■ **Set task**
Every entry below must appear again, exactly as written.

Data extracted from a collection
☆ ☆ ☆ ☆ ☆

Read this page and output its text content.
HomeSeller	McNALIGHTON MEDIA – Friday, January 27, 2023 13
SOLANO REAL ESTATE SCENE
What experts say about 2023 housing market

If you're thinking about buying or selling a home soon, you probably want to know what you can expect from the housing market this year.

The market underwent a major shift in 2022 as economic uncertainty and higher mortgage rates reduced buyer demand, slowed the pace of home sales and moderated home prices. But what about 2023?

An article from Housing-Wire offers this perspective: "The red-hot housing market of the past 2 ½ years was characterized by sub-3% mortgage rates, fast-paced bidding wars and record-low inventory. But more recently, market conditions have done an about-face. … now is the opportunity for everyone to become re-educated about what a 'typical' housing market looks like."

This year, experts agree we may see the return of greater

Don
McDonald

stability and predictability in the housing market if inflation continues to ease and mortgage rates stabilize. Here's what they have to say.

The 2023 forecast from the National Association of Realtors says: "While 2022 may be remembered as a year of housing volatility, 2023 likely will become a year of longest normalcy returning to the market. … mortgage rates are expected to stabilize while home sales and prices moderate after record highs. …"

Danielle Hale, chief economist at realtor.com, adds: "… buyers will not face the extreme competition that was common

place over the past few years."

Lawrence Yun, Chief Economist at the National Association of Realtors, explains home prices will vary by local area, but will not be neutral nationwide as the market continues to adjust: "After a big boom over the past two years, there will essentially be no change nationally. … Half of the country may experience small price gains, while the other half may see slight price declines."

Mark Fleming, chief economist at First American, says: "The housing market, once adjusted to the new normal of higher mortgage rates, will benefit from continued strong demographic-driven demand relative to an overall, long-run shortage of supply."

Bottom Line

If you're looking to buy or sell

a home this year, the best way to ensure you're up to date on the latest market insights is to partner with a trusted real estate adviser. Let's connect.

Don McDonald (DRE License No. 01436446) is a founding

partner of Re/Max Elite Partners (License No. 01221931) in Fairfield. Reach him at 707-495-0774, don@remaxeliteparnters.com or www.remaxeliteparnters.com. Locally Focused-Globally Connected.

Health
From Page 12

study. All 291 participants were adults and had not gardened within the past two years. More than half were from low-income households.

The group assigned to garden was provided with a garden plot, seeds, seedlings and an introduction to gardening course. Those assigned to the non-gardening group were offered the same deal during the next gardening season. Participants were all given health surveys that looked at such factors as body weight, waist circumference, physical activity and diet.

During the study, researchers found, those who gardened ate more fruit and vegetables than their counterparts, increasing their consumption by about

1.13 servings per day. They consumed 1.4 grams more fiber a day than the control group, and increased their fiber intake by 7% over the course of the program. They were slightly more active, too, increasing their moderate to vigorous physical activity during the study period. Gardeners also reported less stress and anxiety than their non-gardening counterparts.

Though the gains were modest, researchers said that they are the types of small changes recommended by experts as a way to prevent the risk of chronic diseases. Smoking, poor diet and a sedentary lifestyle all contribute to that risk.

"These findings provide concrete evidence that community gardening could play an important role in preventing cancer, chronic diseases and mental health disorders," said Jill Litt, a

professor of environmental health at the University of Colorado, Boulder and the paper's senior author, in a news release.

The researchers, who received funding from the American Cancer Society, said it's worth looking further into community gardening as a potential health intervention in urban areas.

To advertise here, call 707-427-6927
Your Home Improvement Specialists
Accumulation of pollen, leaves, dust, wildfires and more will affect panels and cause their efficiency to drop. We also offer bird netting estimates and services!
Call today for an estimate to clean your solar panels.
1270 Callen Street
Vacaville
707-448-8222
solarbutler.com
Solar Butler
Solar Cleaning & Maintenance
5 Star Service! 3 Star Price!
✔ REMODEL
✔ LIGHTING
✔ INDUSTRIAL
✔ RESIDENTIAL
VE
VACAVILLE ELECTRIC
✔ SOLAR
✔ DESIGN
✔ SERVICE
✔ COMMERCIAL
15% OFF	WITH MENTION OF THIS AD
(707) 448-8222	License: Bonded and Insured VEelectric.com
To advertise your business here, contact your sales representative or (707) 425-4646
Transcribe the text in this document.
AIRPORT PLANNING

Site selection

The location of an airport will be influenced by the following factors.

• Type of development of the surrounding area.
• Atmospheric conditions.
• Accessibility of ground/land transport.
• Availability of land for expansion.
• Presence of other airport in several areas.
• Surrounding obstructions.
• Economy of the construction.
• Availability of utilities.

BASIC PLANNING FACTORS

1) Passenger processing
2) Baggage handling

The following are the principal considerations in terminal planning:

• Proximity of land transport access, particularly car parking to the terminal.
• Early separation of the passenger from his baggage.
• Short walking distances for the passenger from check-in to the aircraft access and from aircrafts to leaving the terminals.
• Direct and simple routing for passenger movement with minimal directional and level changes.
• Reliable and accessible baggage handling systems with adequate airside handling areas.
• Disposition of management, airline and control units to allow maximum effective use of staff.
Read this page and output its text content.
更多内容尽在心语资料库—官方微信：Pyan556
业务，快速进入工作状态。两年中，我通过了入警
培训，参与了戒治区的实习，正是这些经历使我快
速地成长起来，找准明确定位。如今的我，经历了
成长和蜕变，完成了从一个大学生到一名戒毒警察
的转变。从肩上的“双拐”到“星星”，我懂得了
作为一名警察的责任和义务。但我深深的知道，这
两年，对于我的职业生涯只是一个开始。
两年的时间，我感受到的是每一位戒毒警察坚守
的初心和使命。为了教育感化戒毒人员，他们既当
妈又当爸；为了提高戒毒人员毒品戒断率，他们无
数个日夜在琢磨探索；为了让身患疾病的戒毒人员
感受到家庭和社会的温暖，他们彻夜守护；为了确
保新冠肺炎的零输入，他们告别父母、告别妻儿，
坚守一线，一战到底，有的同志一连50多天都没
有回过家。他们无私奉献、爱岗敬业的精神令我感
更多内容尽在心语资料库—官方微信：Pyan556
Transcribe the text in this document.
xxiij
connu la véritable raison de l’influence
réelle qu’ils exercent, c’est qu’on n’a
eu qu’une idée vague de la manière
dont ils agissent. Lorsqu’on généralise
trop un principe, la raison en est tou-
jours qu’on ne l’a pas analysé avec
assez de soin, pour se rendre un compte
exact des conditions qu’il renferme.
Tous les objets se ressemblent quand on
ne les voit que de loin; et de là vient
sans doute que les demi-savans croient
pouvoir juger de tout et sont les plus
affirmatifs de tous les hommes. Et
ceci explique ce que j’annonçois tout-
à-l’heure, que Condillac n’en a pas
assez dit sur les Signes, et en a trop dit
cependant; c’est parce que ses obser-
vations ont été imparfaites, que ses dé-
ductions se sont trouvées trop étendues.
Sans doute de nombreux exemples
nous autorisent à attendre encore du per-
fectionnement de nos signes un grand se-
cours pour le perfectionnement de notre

☆ ☆ ☆ ☆ ☆

■ **Result for this exercise**
Read this page and output its text content.
HomeSeller	McNALIGHTON MEDIA – Friday, January 27, 2023 13
SOLANO REAL ESTATE SCENE
What experts say about 2023 housing market

If you're thinking about buying or selling a home soon, you probably want to know what you can expect from the housing market this year.

The market underwent a major shift in 2022 as economic uncertainty and higher mortgage rates reduced buyer demand, slowed the pace of home sales and moderated home prices. But what about 2023?

An article from Housing-Wire offers this perspective: "The red-hot housing market of the past 2 ½ years was characterized by sub-3% mortgage rates, fast-paced bidding wars and record-low inventory. But more recently, market conditions have done an about-face. … now is the opportunity for everyone to become re-educated about what a 'typical' housing market looks like."

This year, experts agree we may see the return of greater

Don
McDonald

stability and predictability in the housing market if inflation continues to ease and mortgage rates stabilize. Here's what they have to say.

The 2023 forecast from the National Association of Realtors says: "While 2022 may be remembered as a year of housing volatility, 2023 likely will become a year of longest normalcy returning to the market. … mortgage rates are expected to stabilize while home sales and prices moderate after record highs. …"

Danielle Hale, chief economist at realtor.com, adds: "… buyers will not face the extreme competition that was common

place over the past few years."

Lawrence Yun, Chief Economist at the National Association of Realtors, explains home prices will vary by local area, but will not be neutral nationwide as the market continues to adjust: "After a big boom over the past two years, there will essentially be no change nationally. … Half of the country may experience small price gains, while the other half may see slight price declines."

Mark Fleming, chief economist at First American, says: "The housing market, once adjusted to the new normal of higher mortgage rates, will benefit from continued strong demographic-driven demand relative to an overall, long-run shortage of supply."

Bottom Line

If you're looking to buy or sell

a home this year, the best way to ensure you're up to date on the latest market insights is to partner with a trusted real estate adviser. Let's connect.

Don McDonald (DRE License No. 01436446) is a founding

partner of Re/Max Elite Partners (License No. 01221931) in Fairfield. Reach him at 707-495-0774, don@remaxeliteparnters.com or www.remaxeliteparnters.com. Locally Focused-Globally Connected.

Health
From Page 12

study. All 291 participants were adults and had not gardened within the past two years. More than half were from low-income households.

The group assigned to garden was provided with a garden plot, seeds, seedlings and an introduction to gardening course. Those assigned to the non-gardening group were offered the same deal during the next gardening season. Participants were all given health surveys that looked at such factors as body weight, waist circumference, physical activity and diet.

During the study, researchers found, those who gardened ate more fruit and vegetables than their counterparts, increasing their consumption by about

1.13 servings per day. They consumed 1.4 grams more fiber a day than the control group, and increased their fiber intake by 7% over the course of the program. They were slightly more active, too, increasing their moderate to vigorous physical activity during the study period. Gardeners also reported less stress and anxiety than their non-gardening counterparts.

Though the gains were modest, researchers said that they are the types of small changes recommended by experts as a way to prevent the risk of chronic diseases. Smoking, poor diet and a sedentary lifestyle all contribute to that risk.

"These findings provide concrete evidence that community gardening could play an important role in preventing cancer, chronic diseases and mental health disorders," said Jill Litt, a

professor of environmental health at the University of Colorado, Boulder and the paper's senior author, in a news release.

The researchers, who received funding from the American Cancer Society, said it's worth looking further into community gardening as a potential health intervention in urban areas.

To advertise here, call 707-427-6927
Your Home Improvement Specialists
Accumulation of pollen, leaves, dust, wildfires and more will affect panels and cause their efficiency to drop. We also offer bird netting estimates and services!
Call today for an estimate to clean your solar panels.
1270 Callen Street
Vacaville
707-448-8222
solarbutler.com
Solar Butler
Solar Cleaning & Maintenance
5 Star Service! 3 Star Price!
✔ REMODEL
✔ LIGHTING
✔ INDUSTRIAL
✔ RESIDENTIAL
VE
VACAVILLE ELECTRIC
✔ SOLAR
✔ DESIGN
✔ SERVICE
✔ COMMERCIAL
15% OFF	WITH MENTION OF THIS AD
(707) 448-8222	License: Bonded and Insured VEelectric.com
To advertise your business here, contact your sales representative or (707) 425-4646
Transcribe the text in this document.
AIRPORT PLANNING

Site selection

The location of an airport will be influenced by the following factors.

• Type of development of the surrounding area.
• Atmospheric conditions.
• Accessibility of ground/land transport.
• Availability of land for expansion.
• Presence of other airport in several areas.
• Surrounding obstructions.
• Economy of the construction.
• Availability of utilities.

BASIC PLANNING FACTORS

1) Passenger processing
2) Baggage handling

The following are the principal considerations in terminal planning:

• Proximity of land transport access, particularly car parking to the terminal.
• Early separation of the passenger from his baggage.
• Short walking distances for the passenger from check-in to the aircraft access and from aircrafts to leaving the terminals.
• Direct and simple routing for passenger movement with minimal directional and level changes.
• Reliable and accessible baggage handling systems with adequate airside handling areas.
• Disposition of management, airline and control units to allow maximum effective use of staff.
Read this page and output its text content.
更多内容尽在心语资料库—官方微信：Pyan556
业务，快速进入工作状态。两年中，我通过了入警
培训，参与了戒治区的实习，正是这些经历使我快
速地成长起来，找准明确定位。如今的我，经历了
成长和蜕变，完成了从一个大学生到一名戒毒警察
的转变。从肩上的“双拐”到“星星”，我懂得了
作为一名警察的责任和义务。但我深深的知道，这
两年，对于我的职业生涯只是一个开始。
两年的时间，我感受到的是每一位戒毒警察坚守
的初心和使命。为了教育感化戒毒人员，他们既当
妈又当爸；为了提高戒毒人员毒品戒断率，他们无
数个日夜在琢磨探索；为了让身患疾病的戒毒人员
感受到家庭和社会的温暖，他们彻夜守护；为了确
保新冠肺炎的零输入，他们告别父母、告别妻儿，
坚守一线，一战到底，有的同志一连50多天都没
有回过家。他们无私奉献、爱岗敬业的精神令我感
更多内容尽在心语资料库—官方微信：Pyan556
Transcribe the text in this document.
xxiij
connu la véritable raison de l’influence
réelle qu’ils exercent, c’est qu’on n’a
eu qu’une idée vague de la manière
dont ils agissent. Lorsqu’on généralise
trop un principe, la raison en est tou-
jours qu’on ne l’a pas analysé avec
assez de soin, pour se rendre un compte
exact des conditions qu’il renferme.
Tous les objets se ressemblent quand on
ne les voit que de loin; et de là vient
sans doute que les demi-savans croient
pouvoir juger de tout et sont les plus
affirmatifs de tous les hommes. Et
ceci explique ce que j’annonçois tout-
à-l’heure, que Condillac n’en a pas
assez dit sur les Signes, et en a trop dit
cependant; c’est parce que ses obser-
vations ont été imparfaites, que ses dé-
ductions se sont trouvées trop étendues.
Sans doute de nombreux exemples
nous autorisent à attendre encore du per-
fectionnement de nos signes un grand se-
cours pour le perfectionnement de notre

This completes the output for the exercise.